● **TO BE DONE**
Comb the records below for the string "JSON" and copy each line where it turns up.

*** AVAILABLE DATA ***

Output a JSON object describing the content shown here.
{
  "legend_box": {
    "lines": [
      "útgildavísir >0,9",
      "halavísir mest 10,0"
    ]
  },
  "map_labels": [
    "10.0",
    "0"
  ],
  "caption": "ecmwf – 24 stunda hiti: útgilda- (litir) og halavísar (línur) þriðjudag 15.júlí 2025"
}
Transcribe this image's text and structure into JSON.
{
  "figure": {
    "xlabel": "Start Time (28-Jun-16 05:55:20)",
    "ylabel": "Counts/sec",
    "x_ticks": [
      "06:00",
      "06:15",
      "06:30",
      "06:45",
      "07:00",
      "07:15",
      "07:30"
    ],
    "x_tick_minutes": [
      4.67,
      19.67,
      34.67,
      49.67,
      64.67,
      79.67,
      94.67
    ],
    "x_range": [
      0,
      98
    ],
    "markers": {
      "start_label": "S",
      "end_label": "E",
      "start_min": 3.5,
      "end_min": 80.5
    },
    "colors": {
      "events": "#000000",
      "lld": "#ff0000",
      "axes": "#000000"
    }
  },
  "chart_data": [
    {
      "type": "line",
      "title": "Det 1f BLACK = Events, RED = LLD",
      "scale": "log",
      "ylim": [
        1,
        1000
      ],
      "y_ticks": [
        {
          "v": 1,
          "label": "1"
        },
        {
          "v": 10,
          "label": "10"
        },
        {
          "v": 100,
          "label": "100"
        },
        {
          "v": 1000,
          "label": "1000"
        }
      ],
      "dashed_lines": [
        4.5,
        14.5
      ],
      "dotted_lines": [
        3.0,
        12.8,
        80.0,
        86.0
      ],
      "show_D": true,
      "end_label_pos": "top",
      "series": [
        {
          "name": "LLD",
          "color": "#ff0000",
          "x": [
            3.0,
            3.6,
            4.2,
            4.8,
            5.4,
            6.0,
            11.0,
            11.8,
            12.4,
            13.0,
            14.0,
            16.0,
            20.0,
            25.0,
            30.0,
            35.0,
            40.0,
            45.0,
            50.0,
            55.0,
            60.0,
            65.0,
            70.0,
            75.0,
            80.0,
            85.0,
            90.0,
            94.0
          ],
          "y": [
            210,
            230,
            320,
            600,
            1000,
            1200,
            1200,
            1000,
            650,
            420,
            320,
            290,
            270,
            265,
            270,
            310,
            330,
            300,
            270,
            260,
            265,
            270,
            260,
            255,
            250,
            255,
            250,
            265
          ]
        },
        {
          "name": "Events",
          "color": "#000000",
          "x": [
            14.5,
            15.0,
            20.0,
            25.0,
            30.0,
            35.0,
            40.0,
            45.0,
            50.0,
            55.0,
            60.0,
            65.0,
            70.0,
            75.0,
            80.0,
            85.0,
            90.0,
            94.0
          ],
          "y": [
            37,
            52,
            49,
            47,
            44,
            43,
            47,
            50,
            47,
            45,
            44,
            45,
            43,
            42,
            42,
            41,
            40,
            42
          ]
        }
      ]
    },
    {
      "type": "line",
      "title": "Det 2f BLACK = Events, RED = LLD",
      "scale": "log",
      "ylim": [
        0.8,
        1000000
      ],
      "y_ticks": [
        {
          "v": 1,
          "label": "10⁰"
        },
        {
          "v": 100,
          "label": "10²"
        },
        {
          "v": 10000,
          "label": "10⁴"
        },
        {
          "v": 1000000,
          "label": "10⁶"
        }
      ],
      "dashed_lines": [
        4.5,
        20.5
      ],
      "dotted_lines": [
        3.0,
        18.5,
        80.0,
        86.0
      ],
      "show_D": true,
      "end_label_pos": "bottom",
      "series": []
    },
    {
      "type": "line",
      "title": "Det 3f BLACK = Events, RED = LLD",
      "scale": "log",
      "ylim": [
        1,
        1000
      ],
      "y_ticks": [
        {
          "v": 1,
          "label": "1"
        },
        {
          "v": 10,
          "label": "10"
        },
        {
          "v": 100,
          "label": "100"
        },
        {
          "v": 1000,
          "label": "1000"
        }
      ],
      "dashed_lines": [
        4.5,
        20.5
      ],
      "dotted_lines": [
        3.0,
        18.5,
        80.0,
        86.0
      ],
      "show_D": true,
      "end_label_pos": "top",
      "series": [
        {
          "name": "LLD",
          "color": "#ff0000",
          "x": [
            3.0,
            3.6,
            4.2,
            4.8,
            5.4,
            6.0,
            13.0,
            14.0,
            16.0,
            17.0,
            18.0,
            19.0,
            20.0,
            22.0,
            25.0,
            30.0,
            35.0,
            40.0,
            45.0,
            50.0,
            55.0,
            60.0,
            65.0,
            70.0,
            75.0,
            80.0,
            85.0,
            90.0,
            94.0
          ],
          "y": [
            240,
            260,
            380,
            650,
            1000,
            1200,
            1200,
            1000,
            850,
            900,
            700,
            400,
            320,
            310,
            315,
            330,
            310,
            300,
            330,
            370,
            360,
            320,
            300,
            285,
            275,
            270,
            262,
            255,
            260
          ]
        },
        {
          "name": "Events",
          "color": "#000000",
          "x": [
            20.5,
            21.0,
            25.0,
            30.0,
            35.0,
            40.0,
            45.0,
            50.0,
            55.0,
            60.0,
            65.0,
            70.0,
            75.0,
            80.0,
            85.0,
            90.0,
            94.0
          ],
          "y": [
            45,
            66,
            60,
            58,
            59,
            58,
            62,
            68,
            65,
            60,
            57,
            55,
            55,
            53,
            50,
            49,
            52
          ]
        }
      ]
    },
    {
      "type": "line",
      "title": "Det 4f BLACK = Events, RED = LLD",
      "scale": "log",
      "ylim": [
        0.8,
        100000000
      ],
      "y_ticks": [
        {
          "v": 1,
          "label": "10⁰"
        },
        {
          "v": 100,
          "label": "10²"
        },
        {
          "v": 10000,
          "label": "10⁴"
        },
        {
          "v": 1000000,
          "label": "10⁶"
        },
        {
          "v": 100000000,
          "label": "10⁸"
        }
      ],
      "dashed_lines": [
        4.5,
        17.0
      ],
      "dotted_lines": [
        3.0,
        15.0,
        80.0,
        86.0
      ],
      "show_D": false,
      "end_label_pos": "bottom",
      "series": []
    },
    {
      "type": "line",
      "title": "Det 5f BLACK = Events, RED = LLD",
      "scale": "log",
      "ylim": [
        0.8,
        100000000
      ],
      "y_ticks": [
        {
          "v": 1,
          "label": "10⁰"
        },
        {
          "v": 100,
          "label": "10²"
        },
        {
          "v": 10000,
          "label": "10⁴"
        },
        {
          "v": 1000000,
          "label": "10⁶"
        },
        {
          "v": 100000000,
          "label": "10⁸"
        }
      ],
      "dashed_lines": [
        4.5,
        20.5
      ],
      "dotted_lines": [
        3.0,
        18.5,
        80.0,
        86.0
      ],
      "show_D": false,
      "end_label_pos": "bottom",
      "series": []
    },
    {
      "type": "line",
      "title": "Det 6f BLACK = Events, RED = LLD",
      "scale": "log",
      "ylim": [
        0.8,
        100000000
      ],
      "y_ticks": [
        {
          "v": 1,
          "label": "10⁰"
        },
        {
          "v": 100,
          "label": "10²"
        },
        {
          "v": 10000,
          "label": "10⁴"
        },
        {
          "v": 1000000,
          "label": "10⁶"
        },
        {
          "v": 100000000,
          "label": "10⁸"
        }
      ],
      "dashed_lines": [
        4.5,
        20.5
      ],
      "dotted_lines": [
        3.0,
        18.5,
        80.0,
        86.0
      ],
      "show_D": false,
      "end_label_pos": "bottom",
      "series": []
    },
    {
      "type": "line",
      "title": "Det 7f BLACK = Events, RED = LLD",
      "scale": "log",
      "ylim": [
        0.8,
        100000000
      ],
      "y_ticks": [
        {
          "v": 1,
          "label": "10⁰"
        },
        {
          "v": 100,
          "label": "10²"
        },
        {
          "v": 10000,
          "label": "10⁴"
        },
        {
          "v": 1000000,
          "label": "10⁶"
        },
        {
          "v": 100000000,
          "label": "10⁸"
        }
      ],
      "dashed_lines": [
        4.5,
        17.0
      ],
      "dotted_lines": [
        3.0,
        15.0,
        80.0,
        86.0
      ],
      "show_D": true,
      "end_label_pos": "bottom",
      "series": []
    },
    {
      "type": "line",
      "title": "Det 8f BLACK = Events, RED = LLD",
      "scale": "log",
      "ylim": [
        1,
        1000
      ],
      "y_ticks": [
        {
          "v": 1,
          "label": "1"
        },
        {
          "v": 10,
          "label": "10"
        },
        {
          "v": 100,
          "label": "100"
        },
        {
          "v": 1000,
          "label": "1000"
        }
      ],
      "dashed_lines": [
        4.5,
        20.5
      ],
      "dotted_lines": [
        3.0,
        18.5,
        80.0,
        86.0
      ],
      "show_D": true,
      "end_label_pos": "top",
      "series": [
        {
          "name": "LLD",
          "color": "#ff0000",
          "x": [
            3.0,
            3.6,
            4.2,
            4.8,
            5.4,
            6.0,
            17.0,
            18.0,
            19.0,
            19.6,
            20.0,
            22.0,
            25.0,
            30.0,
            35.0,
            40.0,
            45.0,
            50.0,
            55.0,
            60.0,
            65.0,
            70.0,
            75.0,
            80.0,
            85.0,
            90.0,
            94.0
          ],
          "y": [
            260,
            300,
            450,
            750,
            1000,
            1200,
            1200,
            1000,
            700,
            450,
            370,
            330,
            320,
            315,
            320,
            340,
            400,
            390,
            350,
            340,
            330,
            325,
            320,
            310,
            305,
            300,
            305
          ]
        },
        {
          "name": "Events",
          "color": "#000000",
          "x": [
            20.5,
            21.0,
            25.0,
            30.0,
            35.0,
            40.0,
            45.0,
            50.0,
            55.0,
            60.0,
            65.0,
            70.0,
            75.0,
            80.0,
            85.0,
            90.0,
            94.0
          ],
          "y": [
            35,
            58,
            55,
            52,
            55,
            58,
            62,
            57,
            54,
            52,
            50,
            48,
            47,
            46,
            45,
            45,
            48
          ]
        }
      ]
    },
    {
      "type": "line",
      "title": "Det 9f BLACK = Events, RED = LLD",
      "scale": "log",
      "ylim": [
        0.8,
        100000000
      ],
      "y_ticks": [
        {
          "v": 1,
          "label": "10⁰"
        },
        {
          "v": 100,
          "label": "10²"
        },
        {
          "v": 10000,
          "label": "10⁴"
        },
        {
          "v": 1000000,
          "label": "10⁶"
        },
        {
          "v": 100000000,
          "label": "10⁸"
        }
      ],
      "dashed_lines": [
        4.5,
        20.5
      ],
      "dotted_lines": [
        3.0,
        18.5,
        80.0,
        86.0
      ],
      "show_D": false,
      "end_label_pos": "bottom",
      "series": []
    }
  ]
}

***

● **FINISHED ANSWER**
Output a JSON object describing the content shown here.
Transcribe this image's text and structure into JSON.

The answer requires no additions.